#### [Set problem]
Pictures do not belong in the copy. Return all of the entries exactly.

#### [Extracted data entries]
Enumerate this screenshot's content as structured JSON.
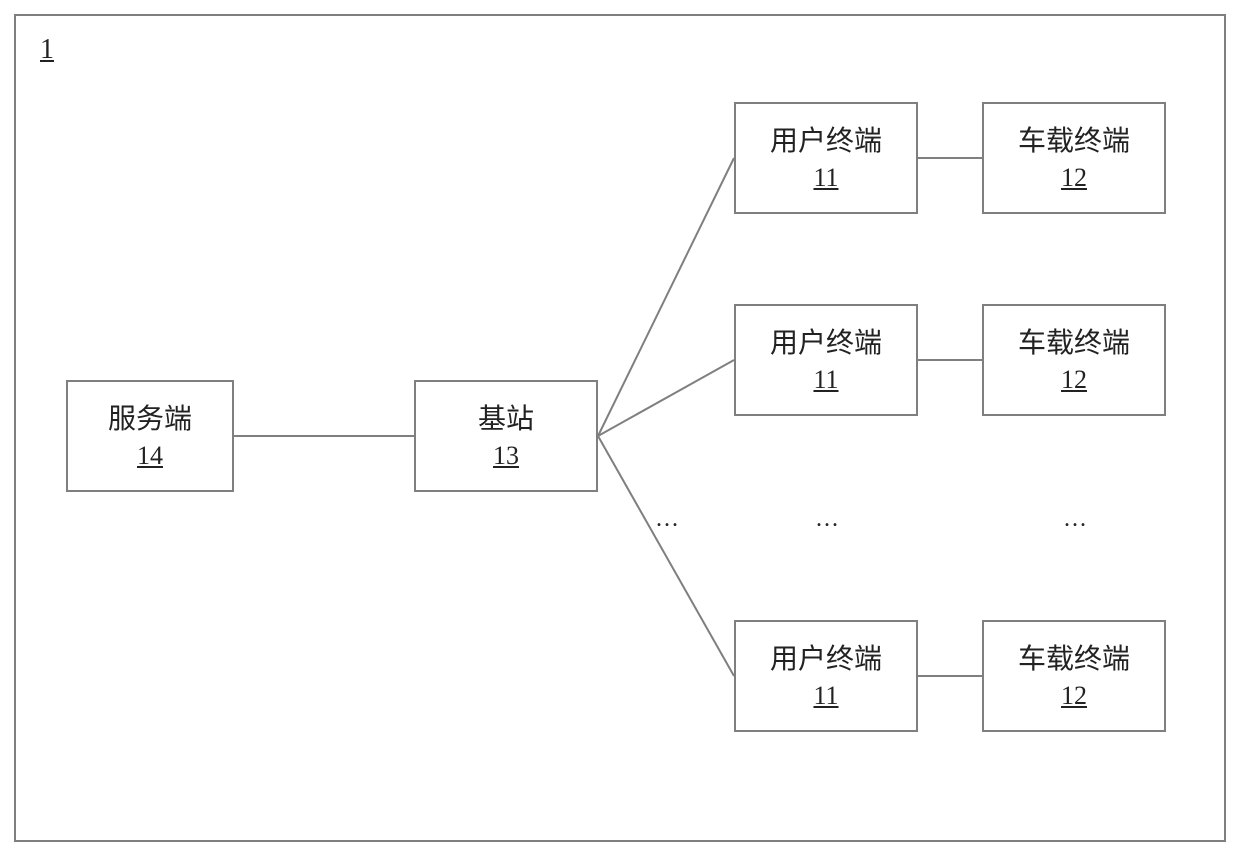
{
  "diagram": {
    "outer_label": "1",
    "server": {
      "label": "服务端",
      "num": "14"
    },
    "base_station": {
      "label": "基站",
      "num": "13"
    },
    "rows": [
      {
        "user_terminal": {
          "label": "用户终端",
          "num": "11"
        },
        "vehicle_terminal": {
          "label": "车载终端",
          "num": "12"
        }
      },
      {
        "user_terminal": {
          "label": "用户终端",
          "num": "11"
        },
        "vehicle_terminal": {
          "label": "车载终端",
          "num": "12"
        }
      },
      {
        "user_terminal": {
          "label": "用户终端",
          "num": "11"
        },
        "vehicle_terminal": {
          "label": "车载终端",
          "num": "12"
        }
      }
    ],
    "ellipsis": "..."
  }
}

#### [The solution]
Enumerate this screenshot's content as structured JSON.
{
  "diagram": {
    "outer_label": "1",
    "server": {
      "label": "服务端",
      "num": "14"
    },
    "base_station": {
      "label": "基站",
      "num": "13"
    },
    "rows": [
      {
        "user_terminal": {
          "label": "用户终端",
          "num": "11"
        },
        "vehicle_terminal": {
          "label": "车载终端",
          "num": "12"
        }
      },
      {
        "user_terminal": {
          "label": "用户终端",
          "num": "11"
        },
        "vehicle_terminal": {
          "label": "车载终端",
          "num": "12"
        }
      },
      {
        "user_terminal": {
          "label": "用户终端",
          "num": "11"
        },
        "vehicle_terminal": {
          "label": "车载终端",
          "num": "12"
        }
      }
    ],
    "ellipsis": "..."
  }
}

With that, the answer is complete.